[Extracted data entries]
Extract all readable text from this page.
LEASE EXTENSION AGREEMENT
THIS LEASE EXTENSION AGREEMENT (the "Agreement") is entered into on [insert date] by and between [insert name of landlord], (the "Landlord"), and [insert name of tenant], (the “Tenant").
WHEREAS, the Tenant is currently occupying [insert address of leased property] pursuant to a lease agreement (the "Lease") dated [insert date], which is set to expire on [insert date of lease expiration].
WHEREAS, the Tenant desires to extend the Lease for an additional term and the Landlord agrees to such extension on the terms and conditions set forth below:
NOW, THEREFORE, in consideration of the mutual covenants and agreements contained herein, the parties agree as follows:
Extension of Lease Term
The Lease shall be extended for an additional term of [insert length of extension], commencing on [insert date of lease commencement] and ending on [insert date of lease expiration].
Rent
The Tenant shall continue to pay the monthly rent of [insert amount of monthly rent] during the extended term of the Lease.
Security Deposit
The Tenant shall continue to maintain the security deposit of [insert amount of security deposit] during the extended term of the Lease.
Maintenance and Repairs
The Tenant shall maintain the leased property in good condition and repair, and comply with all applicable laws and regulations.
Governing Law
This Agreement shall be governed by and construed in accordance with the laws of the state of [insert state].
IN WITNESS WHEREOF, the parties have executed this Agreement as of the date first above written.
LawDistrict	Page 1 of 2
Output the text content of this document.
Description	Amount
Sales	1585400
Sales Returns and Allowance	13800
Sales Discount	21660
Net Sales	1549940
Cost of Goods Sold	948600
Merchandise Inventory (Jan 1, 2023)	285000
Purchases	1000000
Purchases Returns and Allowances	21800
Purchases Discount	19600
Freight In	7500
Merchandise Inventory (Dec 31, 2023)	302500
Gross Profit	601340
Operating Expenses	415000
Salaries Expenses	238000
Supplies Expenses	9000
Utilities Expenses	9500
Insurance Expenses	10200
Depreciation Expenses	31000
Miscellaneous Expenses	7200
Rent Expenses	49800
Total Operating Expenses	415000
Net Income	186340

→ **GIVEN REQUEST**:
Gather every line containing the word "maintain" and copy it.

→ **RIGHT ANSWER**:
The Tenant shall continue to maintain the security deposit of [insert amount of security deposit] during the extended term of the Lease.
The Tenant shall maintain the leased property in good condition and repair, and comply with all applicable laws and regulations.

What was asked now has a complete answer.